→ **Records provided**:
===

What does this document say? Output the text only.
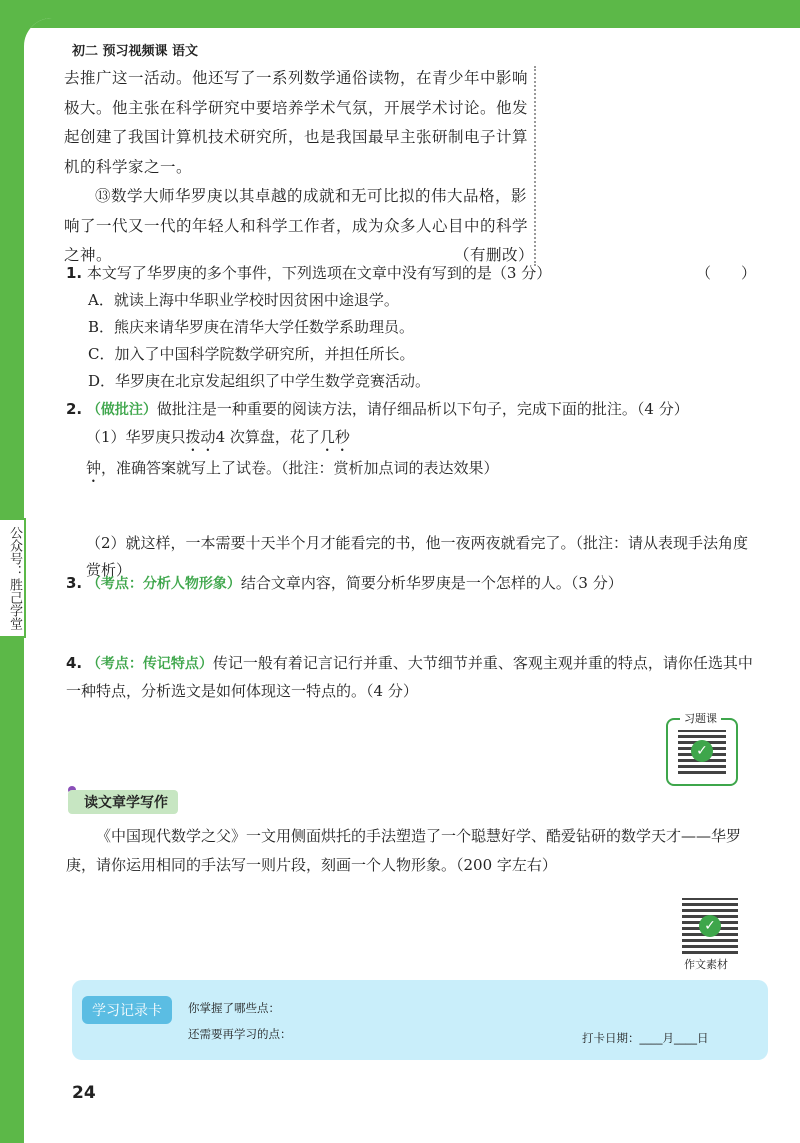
初二 预习视频课 语文

去推广这一活动。他还写了一系列数学通俗读物，在青少年中影响极大。他主张在科学研究中要培养学术气氛，开展学术讨论。他发起创建了我国计算机技术研究所，也是我国最早主张研制电子计算机的科学家之一。

⑬数学大师华罗庚以其卓越的成就和无可比拟的伟大品格，影响了一代又一代的年轻人和科学工作者，成为众多人心目中的科学之神。	（有删改）

1. 本文写了华罗庚的多个事件，下列选项在文章中没有写到的是（3 分）	（　　）
A．就读上海中华职业学校时因贫困中途退学。
B．熊庆来请华罗庚在清华大学任数学系助理员。
C．加入了中国科学院数学研究所，并担任所长。
D．华罗庚在北京发起组织了中学生数学竞赛活动。
2. （做批注）做批注是一种重要的阅读方法，请仔细品析以下句子，完成下面的批注。（4 分）
（1）华罗庚只拨动4 次算盘，花了几秒钟，准确答案就写上了试卷。（批注：赏析加点词的表达效果）
（2）就这样，一本需要十天半个月才能看完的书，他一夜两夜就看完了。（批注：请从表现手法角度赏析）
3. （考点：分析人物形象）结合文章内容，简要分析华罗庚是一个怎样的人。（3 分）
4. （考点：传记特点）传记一般有着记言记行并重、大节细节并重、客观主观并重的特点，请你任选其中一种特点，分析选文是如何体现这一特点的。（4 分）
✓
习题课
读文章学写作

《中国现代数学之父》一文用侧面烘托的手法塑造了一个聪慧好学、酷爱钻研的数学天才——华罗庚，请你运用相同的手法写一则片段，刻画一个人物形象。（200 字左右）

✓
作文素材
学习记录卡	你掌握了哪些点：
还需要再学习的点：	打卡日期：____月____日
24
公众号：胜己学堂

===

→ **The task**:
Write out the records above exactly as they stand, leaving out every picture.

→ **Finished task**:
What does this document say? Output the text only.
初二 预习视频课 语文

去推广这一活动。他还写了一系列数学通俗读物，在青少年中影响极大。他主张在科学研究中要培养学术气氛，开展学术讨论。他发起创建了我国计算机技术研究所，也是我国最早主张研制电子计算机的科学家之一。

⑬数学大师华罗庚以其卓越的成就和无可比拟的伟大品格，影响了一代又一代的年轻人和科学工作者，成为众多人心目中的科学之神。	（有删改）

1. 本文写了华罗庚的多个事件，下列选项在文章中没有写到的是（3 分）	（　　）
A．就读上海中华职业学校时因贫困中途退学。
B．熊庆来请华罗庚在清华大学任数学系助理员。
C．加入了中国科学院数学研究所，并担任所长。
D．华罗庚在北京发起组织了中学生数学竞赛活动。
2. （做批注）做批注是一种重要的阅读方法，请仔细品析以下句子，完成下面的批注。（4 分）
（1）华罗庚只拨动4 次算盘，花了几秒钟，准确答案就写上了试卷。（批注：赏析加点词的表达效果）
（2）就这样，一本需要十天半个月才能看完的书，他一夜两夜就看完了。（批注：请从表现手法角度赏析）
3. （考点：分析人物形象）结合文章内容，简要分析华罗庚是一个怎样的人。（3 分）
4. （考点：传记特点）传记一般有着记言记行并重、大节细节并重、客观主观并重的特点，请你任选其中一种特点，分析选文是如何体现这一特点的。（4 分）
✓
习题课
读文章学写作

《中国现代数学之父》一文用侧面烘托的手法塑造了一个聪慧好学、酷爱钻研的数学天才——华罗庚，请你运用相同的手法写一则片段，刻画一个人物形象。（200 字左右）

✓
作文素材
学习记录卡	你掌握了哪些点：
还需要再学习的点：	打卡日期：____月____日
24
公众号：胜己学堂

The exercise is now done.